§ **Requirement**
Return each line of the listing that contains the string "level".
# # # # #
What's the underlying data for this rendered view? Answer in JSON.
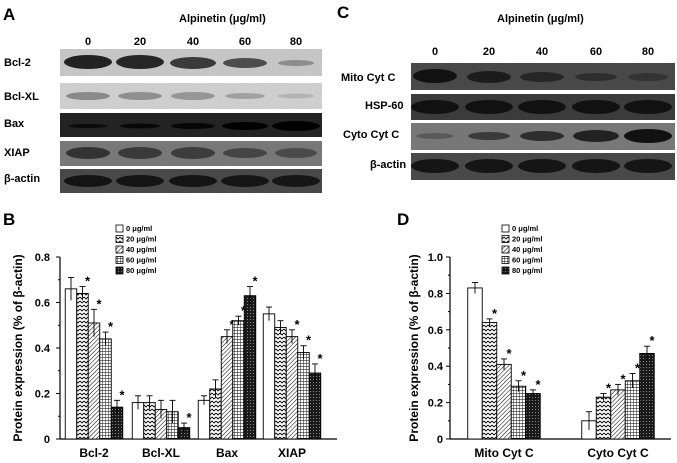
{
  "figure": {
    "panels": {
      "A": {
        "letter": "A",
        "title": "Alpinetin (μg/ml)",
        "doses": [
          "0",
          "20",
          "40",
          "60",
          "80"
        ],
        "rows": [
          "Bcl-2",
          "Bcl-XL",
          "Bax",
          "XIAP",
          "β-actin"
        ]
      },
      "C": {
        "letter": "C",
        "title": "Alpinetin (μg/ml)",
        "doses": [
          "0",
          "20",
          "40",
          "60",
          "80"
        ],
        "rows": [
          "Mito Cyt C",
          "HSP-60",
          "Cyto Cyt C",
          "β-actin"
        ]
      },
      "B": {
        "letter": "B"
      },
      "D": {
        "letter": "D"
      }
    }
  },
  "chart_data": [
    {
      "panel": "B",
      "type": "bar",
      "ylabel": "Protein expression (% of β-actin)",
      "ylim": [
        0,
        0.8
      ],
      "yticks": [
        "0",
        "0.2",
        "0.4",
        "0.6",
        "0.8"
      ],
      "categories": [
        "Bcl-2",
        "Bcl-XL",
        "Bax",
        "XIAP"
      ],
      "legend_position": "top-left",
      "series": [
        {
          "name": "0 μg/ml",
          "pattern": "white",
          "values": [
            0.66,
            0.16,
            0.17,
            0.55
          ],
          "errors": [
            0.05,
            0.03,
            0.02,
            0.03
          ],
          "significant": [
            false,
            false,
            false,
            false
          ]
        },
        {
          "name": "20 μg/ml",
          "pattern": "zigzag",
          "values": [
            0.64,
            0.16,
            0.22,
            0.49
          ],
          "errors": [
            0.03,
            0.03,
            0.04,
            0.03
          ],
          "significant": [
            true,
            false,
            false,
            false
          ]
        },
        {
          "name": "40 μg/ml",
          "pattern": "diagonal",
          "values": [
            0.51,
            0.13,
            0.45,
            0.45
          ],
          "errors": [
            0.06,
            0.04,
            0.03,
            0.03
          ],
          "significant": [
            true,
            false,
            true,
            true
          ]
        },
        {
          "name": "60 μg/ml",
          "pattern": "grid",
          "values": [
            0.44,
            0.12,
            0.52,
            0.38
          ],
          "errors": [
            0.03,
            0.05,
            0.02,
            0.03
          ],
          "significant": [
            true,
            false,
            true,
            true
          ]
        },
        {
          "name": "80 μg/ml",
          "pattern": "dark",
          "values": [
            0.14,
            0.05,
            0.63,
            0.29
          ],
          "errors": [
            0.03,
            0.02,
            0.04,
            0.04
          ],
          "significant": [
            true,
            true,
            true,
            true
          ]
        }
      ]
    },
    {
      "panel": "D",
      "type": "bar",
      "ylabel": "Protein expression (% of β-actin)",
      "ylim": [
        0,
        1.0
      ],
      "yticks": [
        "0",
        "0.2",
        "0.4",
        "0.6",
        "0.8",
        "1.0"
      ],
      "categories": [
        "Mito Cyt C",
        "Cyto Cyt C"
      ],
      "legend_position": "top-left",
      "series": [
        {
          "name": "0 μg/ml",
          "pattern": "white",
          "values": [
            0.83,
            0.1
          ],
          "errors": [
            0.03,
            0.05
          ],
          "significant": [
            false,
            false
          ]
        },
        {
          "name": "20 μg/ml",
          "pattern": "zigzag",
          "values": [
            0.64,
            0.23
          ],
          "errors": [
            0.02,
            0.02
          ],
          "significant": [
            true,
            true
          ]
        },
        {
          "name": "40 μg/ml",
          "pattern": "diagonal",
          "values": [
            0.41,
            0.27
          ],
          "errors": [
            0.03,
            0.03
          ],
          "significant": [
            true,
            true
          ]
        },
        {
          "name": "60 μg/ml",
          "pattern": "grid",
          "values": [
            0.29,
            0.32
          ],
          "errors": [
            0.03,
            0.04
          ],
          "significant": [
            true,
            true
          ]
        },
        {
          "name": "80 μg/ml",
          "pattern": "dark",
          "values": [
            0.25,
            0.47
          ],
          "errors": [
            0.02,
            0.04
          ],
          "significant": [
            true,
            true
          ]
        }
      ]
    }
  ],
  "significance_marker": "*"
}
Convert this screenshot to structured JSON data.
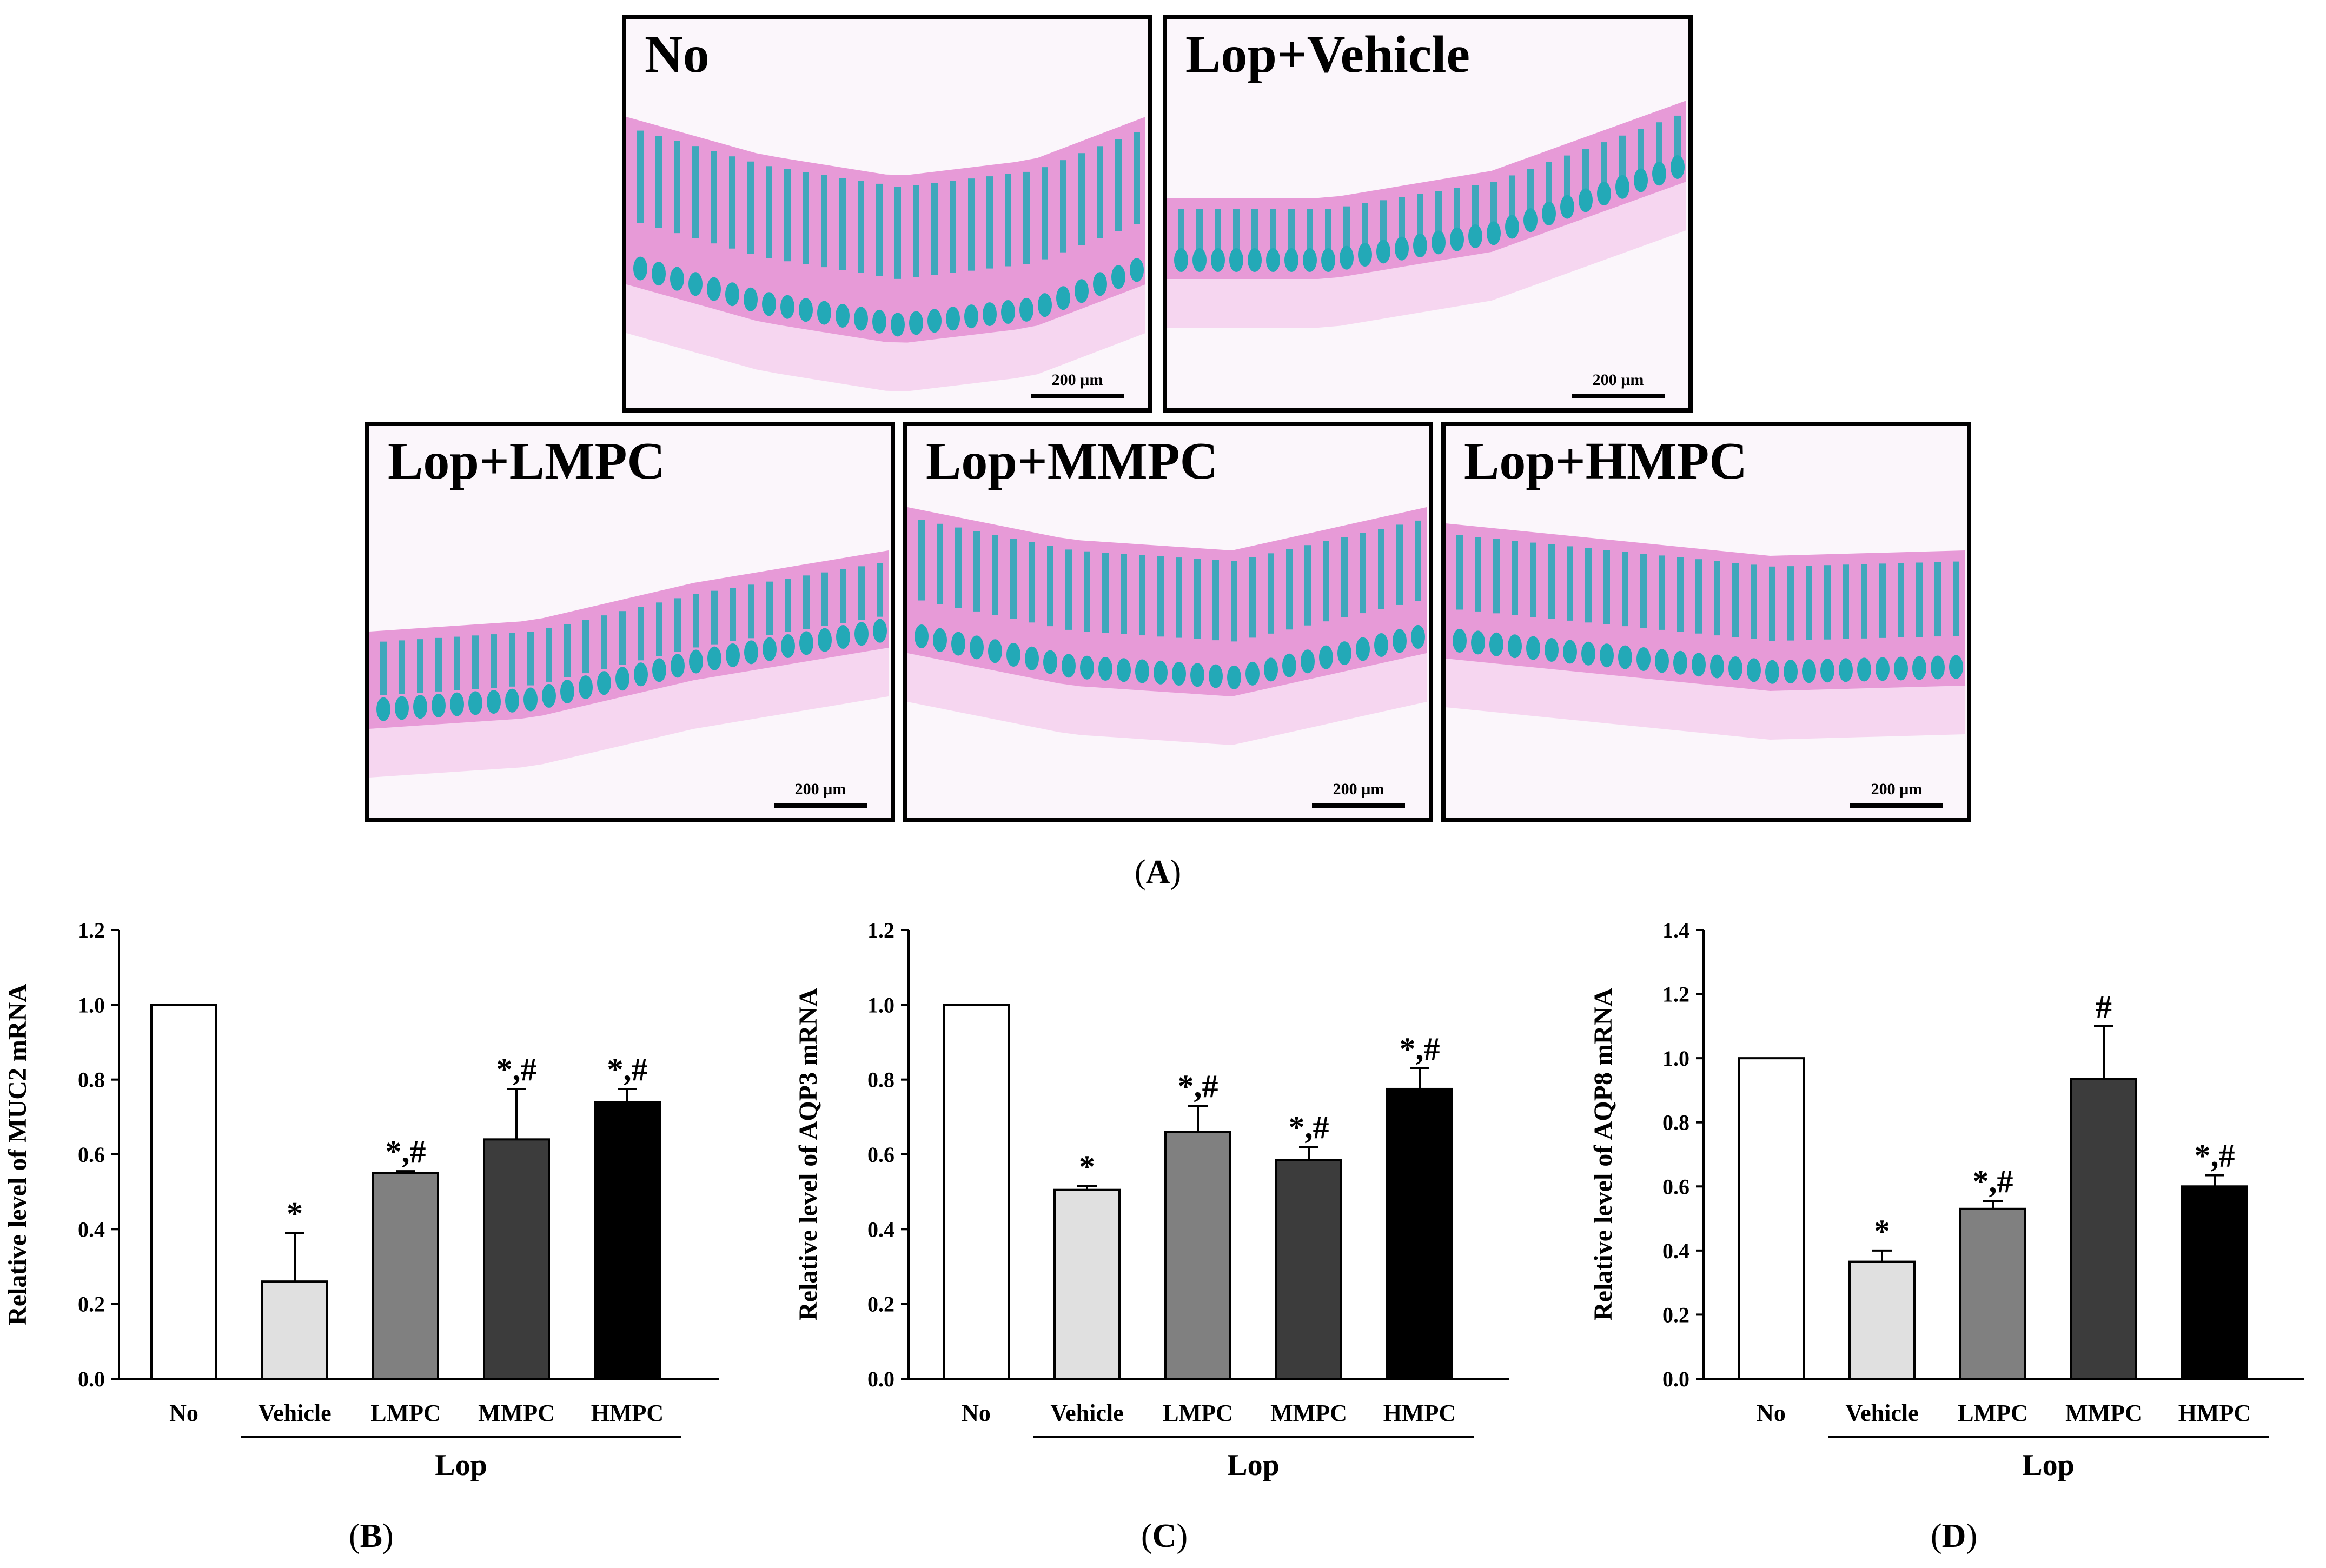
{
  "histology": {
    "panels": [
      {
        "label": "No",
        "scale_bar": "200 µm"
      },
      {
        "label": "Lop+Vehicle",
        "scale_bar": "200 µm"
      },
      {
        "label": "Lop+LMPC",
        "scale_bar": "200 µm"
      },
      {
        "label": "Lop+MMPC",
        "scale_bar": "200 µm"
      },
      {
        "label": "Lop+HMPC",
        "scale_bar": "200 µm"
      }
    ],
    "tissue_colors": {
      "background": "#fbf6fb",
      "mucosa": "#e79ad7",
      "goblet": "#23a9b7",
      "submucosa": "#f5d3ee"
    }
  },
  "captions": {
    "A": "A",
    "B": "B",
    "C": "C",
    "D": "D"
  },
  "chart_data": [
    {
      "type": "bar",
      "panel": "B",
      "ylabel": "Relative level of MUC2 mRNA",
      "categories": [
        "No",
        "Vehicle",
        "LMPC",
        "MMPC",
        "HMPC"
      ],
      "group_label": "Lop",
      "values": [
        1.0,
        0.26,
        0.55,
        0.64,
        0.74
      ],
      "errors": [
        0.0,
        0.13,
        0.005,
        0.135,
        0.035
      ],
      "significance": [
        "",
        "*",
        "*,#",
        "*,#",
        "*,#"
      ],
      "ylim": [
        0.0,
        1.2
      ],
      "yticks": [
        "0.0",
        "0.2",
        "0.4",
        "0.6",
        "0.8",
        "1.0",
        "1.2"
      ],
      "colors": [
        "#ffffff",
        "#e0e0e0",
        "#808080",
        "#3c3c3c",
        "#000000"
      ]
    },
    {
      "type": "bar",
      "panel": "C",
      "ylabel": "Relative level of AQP3 mRNA",
      "categories": [
        "No",
        "Vehicle",
        "LMPC",
        "MMPC",
        "HMPC"
      ],
      "group_label": "Lop",
      "values": [
        1.0,
        0.505,
        0.66,
        0.585,
        0.775
      ],
      "errors": [
        0.0,
        0.01,
        0.07,
        0.035,
        0.055
      ],
      "significance": [
        "",
        "*",
        "*,#",
        "*,#",
        "*,#"
      ],
      "ylim": [
        0.0,
        1.2
      ],
      "yticks": [
        "0.0",
        "0.2",
        "0.4",
        "0.6",
        "0.8",
        "1.0",
        "1.2"
      ],
      "colors": [
        "#ffffff",
        "#e0e0e0",
        "#808080",
        "#3c3c3c",
        "#000000"
      ]
    },
    {
      "type": "bar",
      "panel": "D",
      "ylabel": "Relative level of AQP8 mRNA",
      "categories": [
        "No",
        "Vehicle",
        "LMPC",
        "MMPC",
        "HMPC"
      ],
      "group_label": "Lop",
      "values": [
        1.0,
        0.365,
        0.53,
        0.935,
        0.6
      ],
      "errors": [
        0.0,
        0.035,
        0.025,
        0.165,
        0.035
      ],
      "significance": [
        "",
        "*",
        "*,#",
        "#",
        "*,#"
      ],
      "ylim": [
        0.0,
        1.4
      ],
      "yticks": [
        "0.0",
        "0.2",
        "0.4",
        "0.6",
        "0.8",
        "1.0",
        "1.2",
        "1.4"
      ],
      "colors": [
        "#ffffff",
        "#e0e0e0",
        "#808080",
        "#3c3c3c",
        "#000000"
      ]
    }
  ]
}
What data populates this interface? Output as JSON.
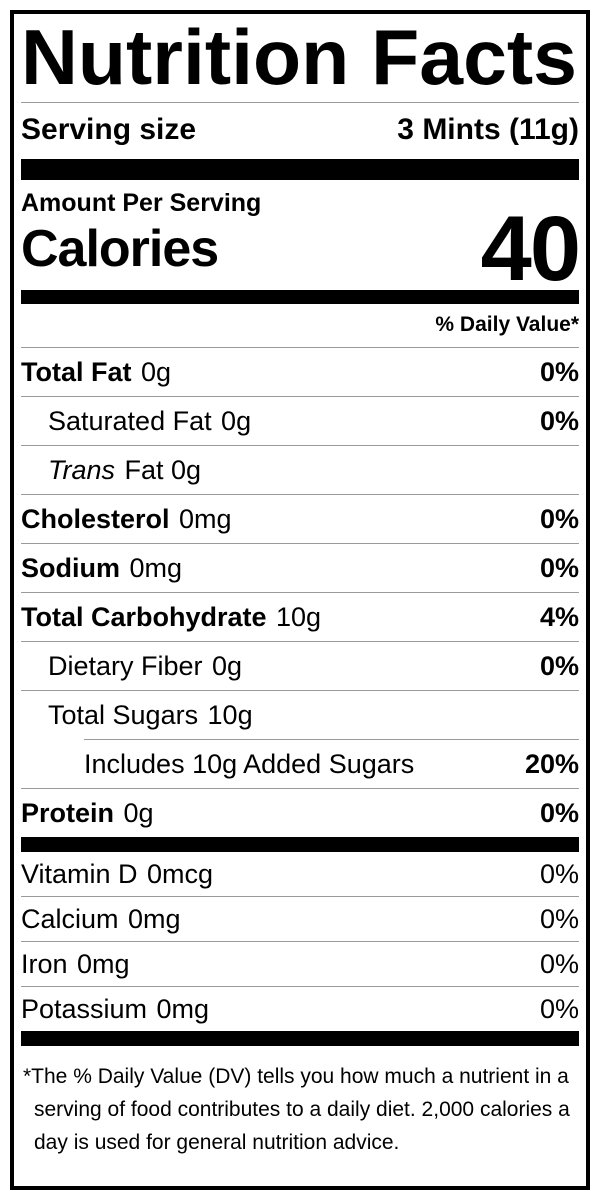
{
  "label": {
    "title": "Nutrition Facts",
    "serving": {
      "label": "Serving size",
      "value": "3 Mints (11g)"
    },
    "amount_per_serving": "Amount Per Serving",
    "calories": {
      "label": "Calories",
      "value": "40"
    },
    "daily_value_header": "% Daily Value*",
    "nutrients": [
      {
        "name": "Total Fat",
        "amount": "0g",
        "pct": "0%"
      },
      {
        "name": "Saturated Fat",
        "amount": "0g",
        "pct": "0%"
      },
      {
        "name": "Trans",
        "amount": "Fat 0g",
        "pct": ""
      },
      {
        "name": "Cholesterol",
        "amount": "0mg",
        "pct": "0%"
      },
      {
        "name": "Sodium",
        "amount": "0mg",
        "pct": "0%"
      },
      {
        "name": "Total Carbohydrate",
        "amount": "10g",
        "pct": "4%"
      },
      {
        "name": "Dietary Fiber",
        "amount": "0g",
        "pct": "0%"
      },
      {
        "name": "Total Sugars",
        "amount": "10g",
        "pct": ""
      },
      {
        "name": "Includes 10g Added Sugars",
        "amount": "",
        "pct": "20%"
      },
      {
        "name": "Protein",
        "amount": "0g",
        "pct": "0%"
      }
    ],
    "vitamins": [
      {
        "name": "Vitamin D",
        "amount": "0mcg",
        "pct": "0%"
      },
      {
        "name": "Calcium",
        "amount": "0mg",
        "pct": "0%"
      },
      {
        "name": "Iron",
        "amount": "0mg",
        "pct": "0%"
      },
      {
        "name": "Potassium",
        "amount": "0mg",
        "pct": "0%"
      }
    ],
    "footnote_lines": [
      "*The % Daily Value (DV) tells you how much a nutrient in a",
      "serving of food contributes to a daily diet. 2,000 calories a",
      "day is used for general nutrition advice."
    ]
  },
  "colors": {
    "text": "#000000",
    "rule_thin": "#9a9a9a",
    "rule_thick": "#000000",
    "background": "#ffffff"
  }
}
# # # # #
§ **Solution for this exercise**
      "ylabel": "Relative level of MUC2 mRNA",
      "ylabel": "Relative level of AQP3 mRNA",
      "ylabel": "Relative level of AQP8 mRNA",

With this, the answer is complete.